▶ [Text passage]
-------------------------

Say, I have a data type
data FooBar a = Foo String Char [a]
| Bar String Int [a]
I need to create values of this type and give empty list as the second field:
Foo "hello" 'a' []
or
Bar "world" 1 []
1) I do this everywhere in my code and I think it would be nice if I could omit the empty list part somehow and have the empty list assigned implicitly. Is this possible? Something similar to default function arguments in other languages.
2) Because of this [] "default" value, I often need to have a partial constructor application that results in a function that takes the first two values:
mkFoo x y = Foo x y []
mkBar x y = Bar x y []
Is there a "better" (more idiomatic, etc) way to do it? to avoid defining new functions?
3) I need a way to add things to the list:
add (Foo u v xs) x = Foo u v (x:xs)
add (Bar u v xs) x = Bar u v (x:xs)
Is this how it is done idiomatically? Just a general purpose function?
As you see I am a beginner, so maybe these questions make little sense. Hope not.

I'll address your questions one by one.
Default arguments do not exist in Haskell. They are simply not worth the added complexity and loss of compositionally. Being a functional language, you do a lot more function manipulation in Haskell, so funkiness like default arguments would be tough to handle.

-------------------------

▶ [Information given]
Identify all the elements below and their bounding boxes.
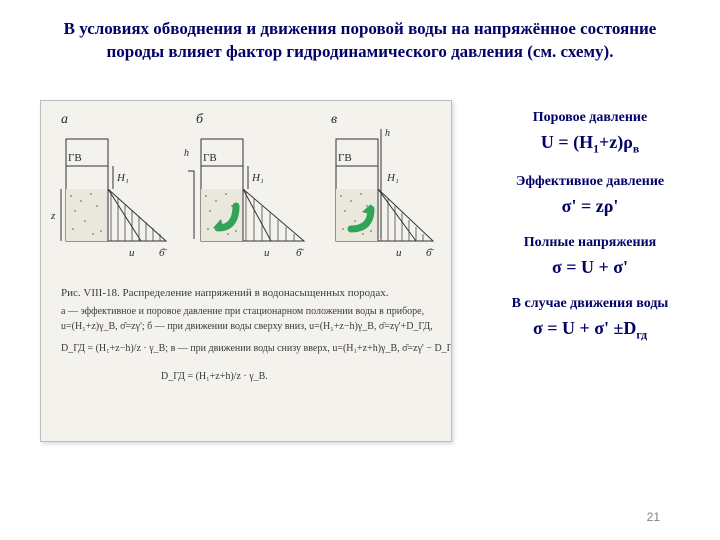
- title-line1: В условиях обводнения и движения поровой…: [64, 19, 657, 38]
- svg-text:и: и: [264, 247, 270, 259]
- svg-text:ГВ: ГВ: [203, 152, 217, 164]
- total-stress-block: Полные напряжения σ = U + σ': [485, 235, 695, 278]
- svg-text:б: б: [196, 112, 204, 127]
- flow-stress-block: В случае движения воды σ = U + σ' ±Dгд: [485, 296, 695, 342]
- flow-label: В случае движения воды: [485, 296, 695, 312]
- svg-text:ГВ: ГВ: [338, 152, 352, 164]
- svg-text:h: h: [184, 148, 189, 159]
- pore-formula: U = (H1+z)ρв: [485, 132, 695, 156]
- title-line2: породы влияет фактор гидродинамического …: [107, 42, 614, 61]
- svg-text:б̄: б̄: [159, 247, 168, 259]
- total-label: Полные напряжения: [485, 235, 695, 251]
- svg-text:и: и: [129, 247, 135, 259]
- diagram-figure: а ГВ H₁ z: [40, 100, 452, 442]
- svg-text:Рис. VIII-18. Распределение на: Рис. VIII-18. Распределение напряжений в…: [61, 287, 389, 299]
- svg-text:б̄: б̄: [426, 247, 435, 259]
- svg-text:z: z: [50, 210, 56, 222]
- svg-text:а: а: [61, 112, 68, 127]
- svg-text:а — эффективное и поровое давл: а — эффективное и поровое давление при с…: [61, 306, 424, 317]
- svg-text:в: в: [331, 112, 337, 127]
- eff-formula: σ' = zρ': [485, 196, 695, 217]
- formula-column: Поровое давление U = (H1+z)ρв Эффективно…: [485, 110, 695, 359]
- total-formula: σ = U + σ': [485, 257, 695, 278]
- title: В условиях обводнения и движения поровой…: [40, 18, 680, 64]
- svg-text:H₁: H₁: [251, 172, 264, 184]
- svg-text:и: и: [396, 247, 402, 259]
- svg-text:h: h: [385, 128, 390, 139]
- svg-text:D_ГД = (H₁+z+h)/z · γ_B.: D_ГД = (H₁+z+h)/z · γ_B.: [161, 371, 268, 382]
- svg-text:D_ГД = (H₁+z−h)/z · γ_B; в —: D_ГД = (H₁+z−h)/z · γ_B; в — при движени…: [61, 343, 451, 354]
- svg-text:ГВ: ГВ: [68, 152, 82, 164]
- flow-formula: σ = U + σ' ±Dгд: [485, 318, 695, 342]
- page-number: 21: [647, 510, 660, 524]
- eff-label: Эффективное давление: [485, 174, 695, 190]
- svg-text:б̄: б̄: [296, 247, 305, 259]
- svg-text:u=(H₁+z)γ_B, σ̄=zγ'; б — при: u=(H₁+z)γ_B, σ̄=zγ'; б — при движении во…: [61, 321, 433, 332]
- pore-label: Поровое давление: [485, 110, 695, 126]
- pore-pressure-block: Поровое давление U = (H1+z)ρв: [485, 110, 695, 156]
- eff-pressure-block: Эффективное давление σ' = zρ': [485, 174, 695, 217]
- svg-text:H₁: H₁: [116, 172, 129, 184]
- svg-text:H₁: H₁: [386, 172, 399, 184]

-------------------------

▶ [Challenges]
1. Arrange the records from the line containing "- title-line1: В" through the line containing "- svg-text:ГВ: ГВ: [68, 152, 82, 164]" as a JSON list of strings, one string per line and with blank lines omitted.
2. Pick up the forum thread on default constructor arguments in Haskell and continue it from where it stops.

▶ [Answers]
1.
[
  "- title-line1: В условиях обводнения и движения поровой…: [64, 19, 657, 38]",
  "- svg-text:и: и: [264, 247, 270, 259]",
  "- svg-text:ГВ: ГВ: [203, 152, 217, 164]",
  "- total-stress-block: Полные напряжения σ = U + σ': [485, 235, 695, 278]",
  "- svg-text:б: б: [196, 112, 204, 127]",
  "- flow-stress-block: В случае движения воды σ = U + σ' ±Dгд: [485, 296, 695, 342]",
  "- flow-label: В случае движения воды: [485, 296, 695, 312]",
  "- svg-text:ГВ: ГВ: [338, 152, 352, 164]",
  "- svg-text:h: h: [184, 148, 189, 159]",
  "- pore-formula: U = (H1+z)ρв: [485, 132, 695, 156]",
  "- title-line2: породы влияет фактор гидродинамического …: [107, 42, 614, 61]",
  "- svg-text:б̄: б̄: [159, 247, 168, 259]",
  "- total-label: Полные напряжения: [485, 235, 695, 251]",
  "- svg-text:и: и: [129, 247, 135, 259]",
  "- diagram-figure: а ГВ H₁ z: [40, 100, 452, 442]",
  "- svg-text:Рис. VIII-18. Распределение на: Рис. VIII-18. Распределение напряжений в…: [61, 287, 389, 299]",
  "- svg-text:б̄: б̄: [426, 247, 435, 259]",
  "- svg-text:z: z: [50, 210, 56, 222]",
  "- svg-text:а: а: [61, 112, 68, 127]",
  "- svg-text:а — эффективное и поровое давл: а — эффективное и поровое давление при с…: [61, 306, 424, 317]",
  "- svg-text:в: в: [331, 112, 337, 127]",
  "- eff-formula: σ' = zρ': [485, 196, 695, 217]",
  "- formula-column: Поровое давление U = (H1+z)ρв Эффективно…: [485, 110, 695, 359]",
  "- total-formula: σ = U + σ': [485, 257, 695, 278]",
  "- title: В условиях обводнения и движения поровой…: [40, 18, 680, 64]",
  "- svg-text:H₁: H₁: [251, 172, 264, 184]",
  "- svg-text:и: и: [396, 247, 402, 259]",
  "- svg-text:h: h: [385, 128, 390, 139]",
  "- svg-text:D_ГД = (H₁+z+h)/z · γ_B.: D_ГД = (H₁+z+h)/z · γ_B.: [161, 371, 268, 382]",
  "- svg-text:D_ГД = (H₁+z−h)/z · γ_B; в —: D_ГД = (H₁+z−h)/z · γ_B; в — при движени…: [61, 343, 451, 354]",
  "- svg-text:ГВ: ГВ: [68, 152, 82, 164]"
]

2.
One thing I didn't realize when I started Haskell is that data constructors are functions just like everything else. In your example,
Foo :: String -> Char -> [a] -> FooBar a
Thus you can write functions for filling in various arguments of other functions, and then those functions will work with Foo or Bar or whatever.
fill1 :: a -> (a -> b) -> b
fill1 a f = f a
--Note that fill1 = flip ($)
fill2 :: b -> (a -> b -> c) -> (a -> c)
--Equivalently, fill2 :: b -> (a -> b -> c) -> a -> c
fill2 b f = \a -> f a b
fill3 :: c -> (a -> b -> c -> d) -> (a -> b -> d)
fill3 c f = \a b -> f a b c
fill3Empty :: (a -> b -> [c] -> d) -> (a -> b -> d)
fill3Empty f = fill3 [] f
--Now, we can write
> fill3Empty Foo x y
Foo x y []
The lens package provides elegant solutions to questions like this. However, you can tell at a glance that this package is enormously complicated. Here is the net result of how you would call the lens package:
_list :: Lens (FooBar a) (FooBar b) [a] [b]
_list = lens getter setter
where getter (Foo _ _ as) = as
getter (Bar _ _ as) = as
setter (Foo s c _) bs = Foo s c bs
setter (Bar s i _) bs = Bar s i bs
Now we can do
> over _list (3:) (Foo "ab" 'c' [2,1])
Foo "ab" 'c' [3,2,1]
Some explanation: the lens function produces a Lens type when given a getter and a setter for some type. Lens s t a b is a type that says "s holds an a and t holds a b. Thus, if you give me a function a -> b, I can give you a function s -> t". That is exactly what over does: you provide it a lens and a function (in our case, (3:) was a function that adds 3 to the front of a List) and it applies the function "where the lens indicates". This is very similar to a functor, however, we have significantly more freedom (in this example, the functor instance would be obligated to change every element of the lists, not operate on the lists themselves).
Note that our new _list lens is very generic: it works equally well over Foo and Bar and the lens package provides many functions other than over for doing magical things.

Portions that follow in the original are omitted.